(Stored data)

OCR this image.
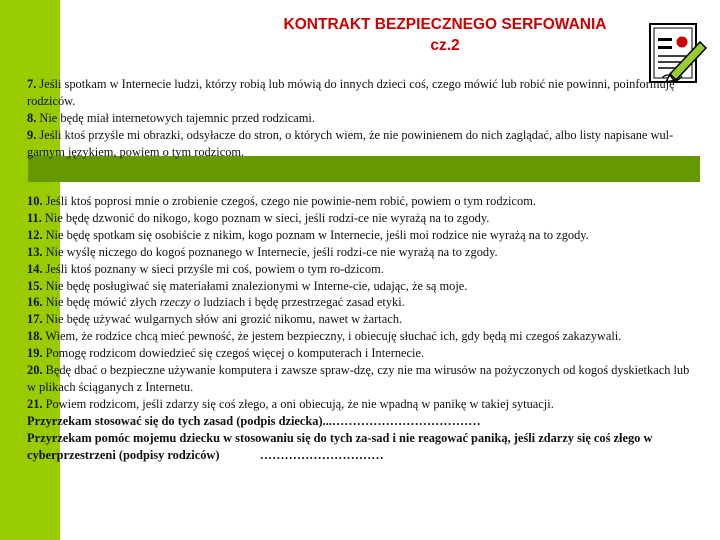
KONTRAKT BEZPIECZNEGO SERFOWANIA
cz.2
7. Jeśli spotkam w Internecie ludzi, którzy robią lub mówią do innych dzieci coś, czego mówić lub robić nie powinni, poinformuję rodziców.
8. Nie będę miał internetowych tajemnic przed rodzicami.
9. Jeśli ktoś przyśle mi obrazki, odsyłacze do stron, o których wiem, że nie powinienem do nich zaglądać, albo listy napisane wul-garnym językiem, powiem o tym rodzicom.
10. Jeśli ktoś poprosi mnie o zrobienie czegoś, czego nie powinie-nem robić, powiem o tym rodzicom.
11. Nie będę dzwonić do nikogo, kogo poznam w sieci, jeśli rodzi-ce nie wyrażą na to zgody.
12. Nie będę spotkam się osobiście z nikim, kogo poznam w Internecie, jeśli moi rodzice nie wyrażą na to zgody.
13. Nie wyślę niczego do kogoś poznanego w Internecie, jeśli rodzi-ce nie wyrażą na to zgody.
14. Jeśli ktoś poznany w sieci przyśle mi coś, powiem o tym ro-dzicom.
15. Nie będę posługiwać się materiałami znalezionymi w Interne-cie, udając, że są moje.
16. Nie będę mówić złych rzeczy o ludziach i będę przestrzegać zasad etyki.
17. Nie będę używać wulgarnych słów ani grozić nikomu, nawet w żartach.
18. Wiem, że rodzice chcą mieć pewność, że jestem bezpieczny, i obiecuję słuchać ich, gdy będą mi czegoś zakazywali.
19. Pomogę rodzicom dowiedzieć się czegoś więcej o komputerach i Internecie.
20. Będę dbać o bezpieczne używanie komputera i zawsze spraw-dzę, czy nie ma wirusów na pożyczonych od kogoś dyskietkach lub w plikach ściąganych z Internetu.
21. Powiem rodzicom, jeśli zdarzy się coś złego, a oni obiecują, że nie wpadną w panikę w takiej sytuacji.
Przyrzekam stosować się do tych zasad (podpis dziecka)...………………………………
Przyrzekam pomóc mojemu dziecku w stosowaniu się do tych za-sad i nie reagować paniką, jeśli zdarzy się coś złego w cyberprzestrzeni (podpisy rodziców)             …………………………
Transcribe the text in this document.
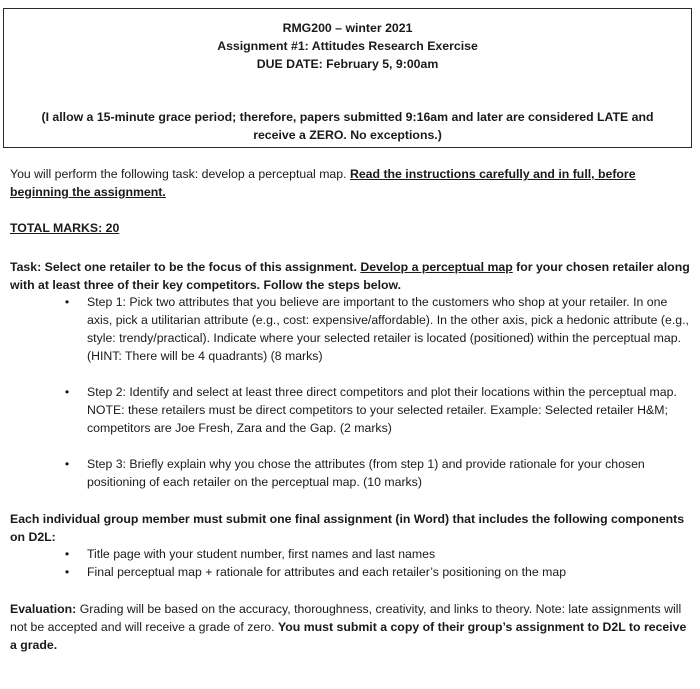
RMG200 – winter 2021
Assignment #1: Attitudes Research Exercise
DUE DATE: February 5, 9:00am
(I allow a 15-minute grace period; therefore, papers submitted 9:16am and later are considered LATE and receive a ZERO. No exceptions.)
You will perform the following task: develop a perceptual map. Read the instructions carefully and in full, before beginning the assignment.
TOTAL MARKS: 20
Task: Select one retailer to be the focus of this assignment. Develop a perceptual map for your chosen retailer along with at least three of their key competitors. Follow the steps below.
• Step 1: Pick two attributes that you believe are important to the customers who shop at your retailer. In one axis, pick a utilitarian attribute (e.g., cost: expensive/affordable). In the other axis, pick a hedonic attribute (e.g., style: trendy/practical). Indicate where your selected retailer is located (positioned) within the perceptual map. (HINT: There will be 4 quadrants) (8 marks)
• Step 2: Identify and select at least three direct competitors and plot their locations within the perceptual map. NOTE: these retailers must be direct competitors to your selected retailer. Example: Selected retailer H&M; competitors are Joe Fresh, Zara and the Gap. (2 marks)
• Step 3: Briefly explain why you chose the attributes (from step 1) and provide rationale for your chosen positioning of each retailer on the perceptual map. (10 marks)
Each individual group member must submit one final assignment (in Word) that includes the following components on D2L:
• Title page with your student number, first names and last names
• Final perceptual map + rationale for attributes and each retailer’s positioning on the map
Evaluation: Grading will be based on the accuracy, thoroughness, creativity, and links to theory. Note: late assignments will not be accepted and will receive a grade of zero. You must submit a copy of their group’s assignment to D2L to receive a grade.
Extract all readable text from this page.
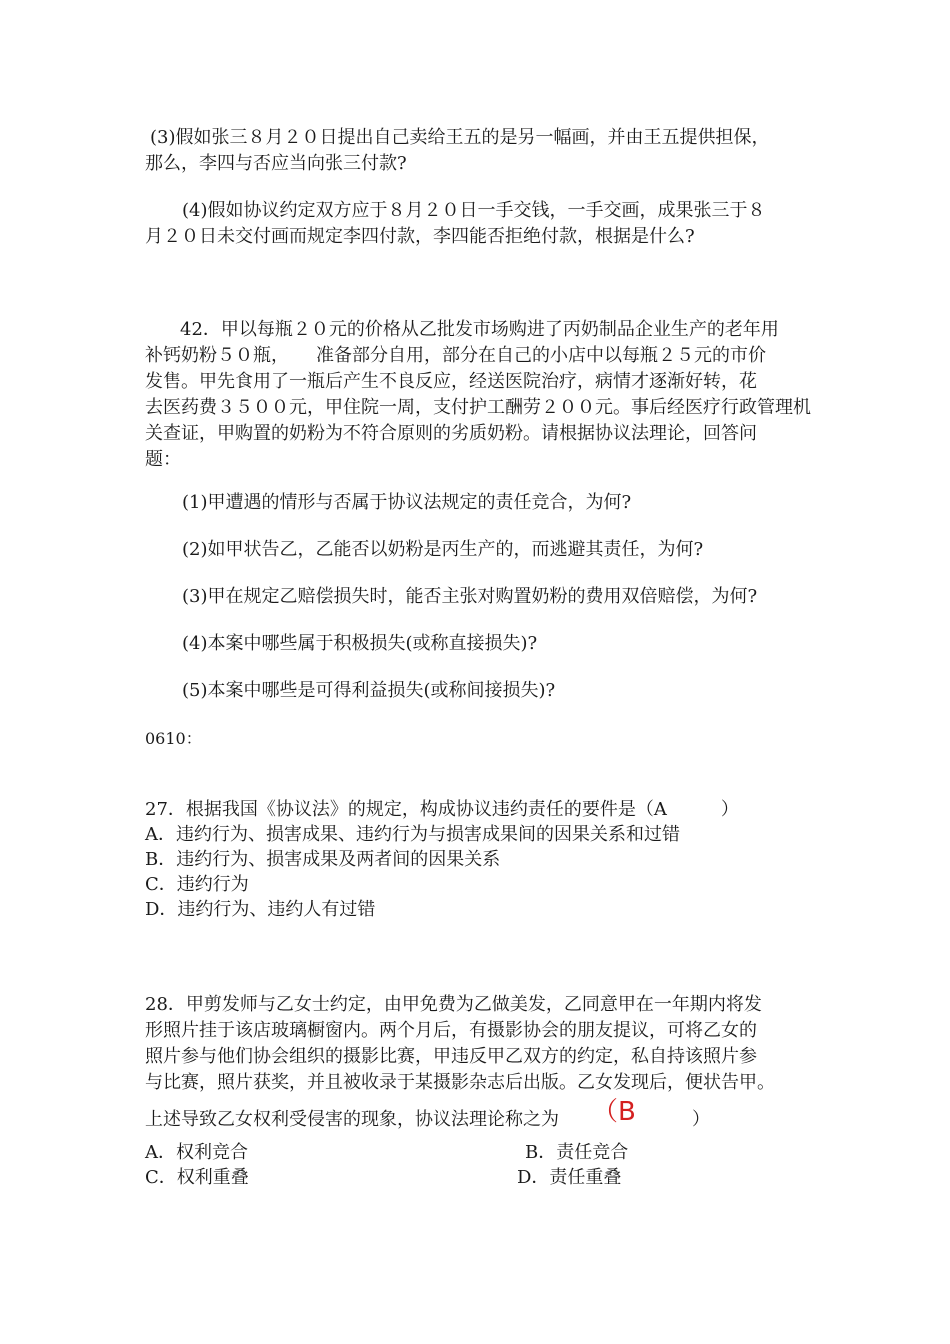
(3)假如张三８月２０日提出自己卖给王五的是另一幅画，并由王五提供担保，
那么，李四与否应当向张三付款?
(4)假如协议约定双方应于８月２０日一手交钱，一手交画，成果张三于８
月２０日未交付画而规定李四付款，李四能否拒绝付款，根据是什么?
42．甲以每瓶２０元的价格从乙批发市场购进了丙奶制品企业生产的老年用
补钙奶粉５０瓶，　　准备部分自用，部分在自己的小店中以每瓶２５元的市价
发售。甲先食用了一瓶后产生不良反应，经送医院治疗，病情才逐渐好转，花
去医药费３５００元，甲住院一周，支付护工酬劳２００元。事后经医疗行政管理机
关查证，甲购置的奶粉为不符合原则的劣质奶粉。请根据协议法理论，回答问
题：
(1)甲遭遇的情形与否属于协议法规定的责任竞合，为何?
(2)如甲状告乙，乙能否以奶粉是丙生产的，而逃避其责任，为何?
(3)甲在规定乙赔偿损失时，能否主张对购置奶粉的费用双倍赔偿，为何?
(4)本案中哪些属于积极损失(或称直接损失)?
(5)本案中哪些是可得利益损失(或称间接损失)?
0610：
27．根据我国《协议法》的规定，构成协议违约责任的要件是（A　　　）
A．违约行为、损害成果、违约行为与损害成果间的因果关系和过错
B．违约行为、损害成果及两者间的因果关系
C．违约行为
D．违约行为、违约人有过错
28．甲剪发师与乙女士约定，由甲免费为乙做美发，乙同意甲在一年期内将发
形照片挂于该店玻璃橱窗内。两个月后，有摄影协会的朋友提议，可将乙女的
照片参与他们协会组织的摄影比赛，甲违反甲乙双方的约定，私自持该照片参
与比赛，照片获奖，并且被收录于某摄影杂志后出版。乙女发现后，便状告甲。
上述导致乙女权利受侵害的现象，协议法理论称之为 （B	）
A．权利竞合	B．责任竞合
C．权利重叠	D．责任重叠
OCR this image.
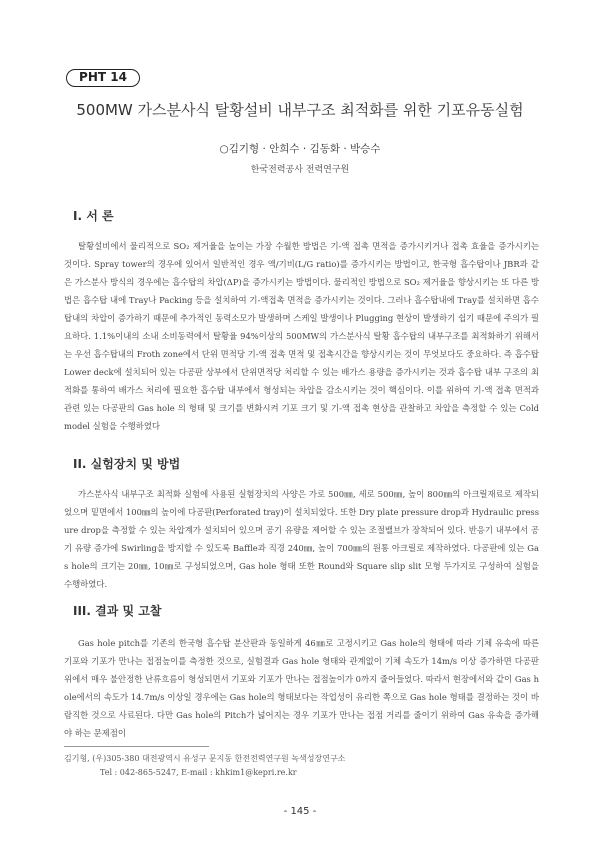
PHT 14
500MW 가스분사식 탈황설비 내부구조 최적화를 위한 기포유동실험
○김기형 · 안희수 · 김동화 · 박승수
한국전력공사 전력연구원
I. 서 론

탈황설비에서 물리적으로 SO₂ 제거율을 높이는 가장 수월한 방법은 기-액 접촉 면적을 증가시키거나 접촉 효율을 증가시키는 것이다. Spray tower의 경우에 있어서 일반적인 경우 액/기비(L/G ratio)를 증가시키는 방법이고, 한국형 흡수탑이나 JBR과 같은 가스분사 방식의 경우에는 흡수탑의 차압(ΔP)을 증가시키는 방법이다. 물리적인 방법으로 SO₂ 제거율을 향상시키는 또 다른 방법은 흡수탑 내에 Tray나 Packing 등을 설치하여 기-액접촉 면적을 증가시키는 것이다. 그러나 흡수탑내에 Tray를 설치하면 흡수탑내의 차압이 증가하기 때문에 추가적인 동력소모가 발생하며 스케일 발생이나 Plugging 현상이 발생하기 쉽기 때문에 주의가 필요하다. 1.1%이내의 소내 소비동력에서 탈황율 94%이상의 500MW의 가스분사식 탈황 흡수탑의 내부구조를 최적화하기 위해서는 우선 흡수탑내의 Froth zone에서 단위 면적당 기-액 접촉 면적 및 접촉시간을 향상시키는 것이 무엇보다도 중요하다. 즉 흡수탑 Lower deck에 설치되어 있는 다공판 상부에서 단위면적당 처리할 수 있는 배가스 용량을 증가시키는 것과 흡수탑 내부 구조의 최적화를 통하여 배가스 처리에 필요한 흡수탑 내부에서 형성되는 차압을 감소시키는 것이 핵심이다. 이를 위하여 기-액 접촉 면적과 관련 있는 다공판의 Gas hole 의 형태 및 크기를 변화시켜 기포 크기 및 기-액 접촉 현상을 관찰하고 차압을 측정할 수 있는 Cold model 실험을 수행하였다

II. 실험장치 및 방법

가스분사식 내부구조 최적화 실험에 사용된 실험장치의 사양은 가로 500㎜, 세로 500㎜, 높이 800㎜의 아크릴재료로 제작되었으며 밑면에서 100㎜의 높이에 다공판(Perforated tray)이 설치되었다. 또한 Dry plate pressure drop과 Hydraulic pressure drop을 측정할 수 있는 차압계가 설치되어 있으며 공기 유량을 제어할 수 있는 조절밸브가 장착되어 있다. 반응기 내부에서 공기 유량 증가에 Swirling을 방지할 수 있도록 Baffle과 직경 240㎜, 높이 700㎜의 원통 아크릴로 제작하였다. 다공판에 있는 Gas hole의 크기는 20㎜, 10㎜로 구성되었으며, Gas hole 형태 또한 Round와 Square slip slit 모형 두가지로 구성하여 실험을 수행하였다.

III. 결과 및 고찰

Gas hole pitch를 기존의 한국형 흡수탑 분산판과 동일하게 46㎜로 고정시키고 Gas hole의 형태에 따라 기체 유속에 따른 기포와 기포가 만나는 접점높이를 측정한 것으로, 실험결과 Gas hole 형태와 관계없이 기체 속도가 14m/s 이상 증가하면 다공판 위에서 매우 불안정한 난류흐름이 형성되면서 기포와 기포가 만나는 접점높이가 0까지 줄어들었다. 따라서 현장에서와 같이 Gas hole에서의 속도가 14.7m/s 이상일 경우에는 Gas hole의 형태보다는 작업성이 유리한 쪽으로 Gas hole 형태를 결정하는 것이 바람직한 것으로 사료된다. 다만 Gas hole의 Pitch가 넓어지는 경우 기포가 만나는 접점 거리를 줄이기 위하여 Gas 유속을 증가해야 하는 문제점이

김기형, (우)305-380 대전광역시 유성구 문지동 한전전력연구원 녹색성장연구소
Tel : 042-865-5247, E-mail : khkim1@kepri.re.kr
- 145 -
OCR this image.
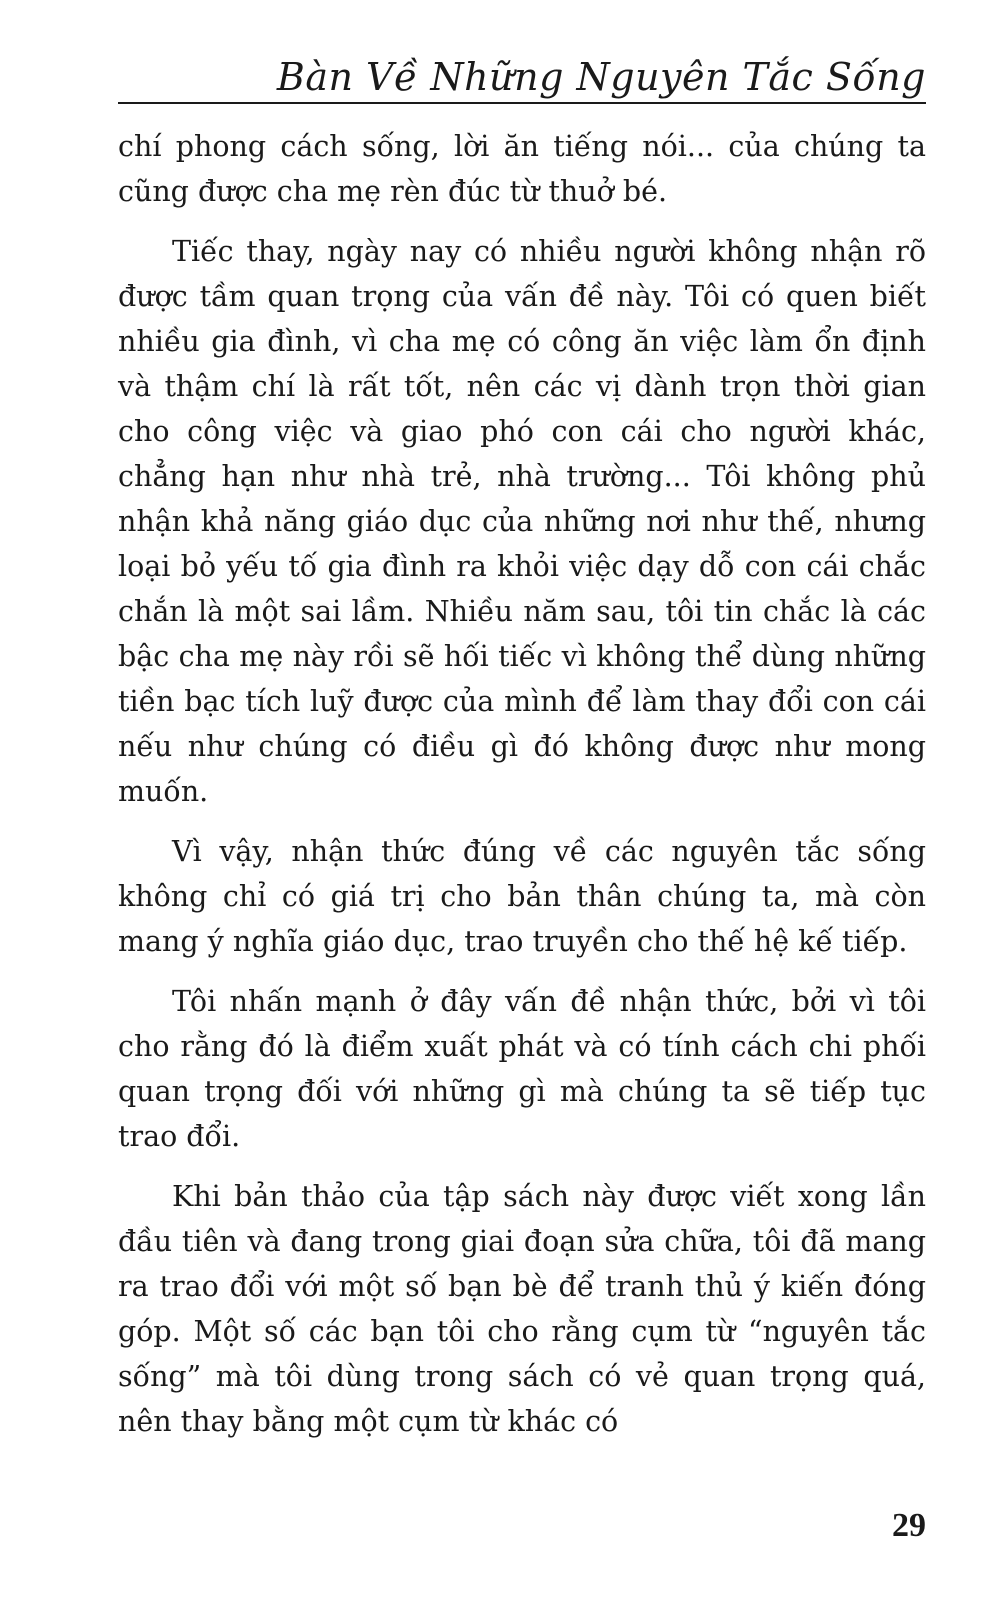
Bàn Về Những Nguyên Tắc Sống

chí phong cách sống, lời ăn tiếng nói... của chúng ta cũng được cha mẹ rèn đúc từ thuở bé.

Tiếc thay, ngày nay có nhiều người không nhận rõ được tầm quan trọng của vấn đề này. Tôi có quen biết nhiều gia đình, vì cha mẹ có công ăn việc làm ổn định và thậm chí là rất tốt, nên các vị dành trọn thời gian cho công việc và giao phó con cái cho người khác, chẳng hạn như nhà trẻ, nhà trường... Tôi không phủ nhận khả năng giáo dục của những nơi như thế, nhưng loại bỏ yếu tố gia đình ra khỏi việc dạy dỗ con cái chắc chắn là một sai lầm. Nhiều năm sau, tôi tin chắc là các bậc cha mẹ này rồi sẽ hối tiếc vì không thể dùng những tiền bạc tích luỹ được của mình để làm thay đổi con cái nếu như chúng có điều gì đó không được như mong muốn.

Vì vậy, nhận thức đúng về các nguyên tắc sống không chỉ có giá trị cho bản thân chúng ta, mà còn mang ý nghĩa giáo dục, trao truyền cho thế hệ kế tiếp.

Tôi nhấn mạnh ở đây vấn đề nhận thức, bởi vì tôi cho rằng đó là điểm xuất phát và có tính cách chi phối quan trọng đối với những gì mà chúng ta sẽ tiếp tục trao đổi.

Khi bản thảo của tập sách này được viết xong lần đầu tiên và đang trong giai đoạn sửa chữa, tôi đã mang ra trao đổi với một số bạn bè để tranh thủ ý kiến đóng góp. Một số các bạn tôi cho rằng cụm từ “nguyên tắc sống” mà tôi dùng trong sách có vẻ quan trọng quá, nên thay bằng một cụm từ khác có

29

* [The request]
Say how many lines in the listing above include "rằng". Give nothing but the number.

* [Response to this exercise]
2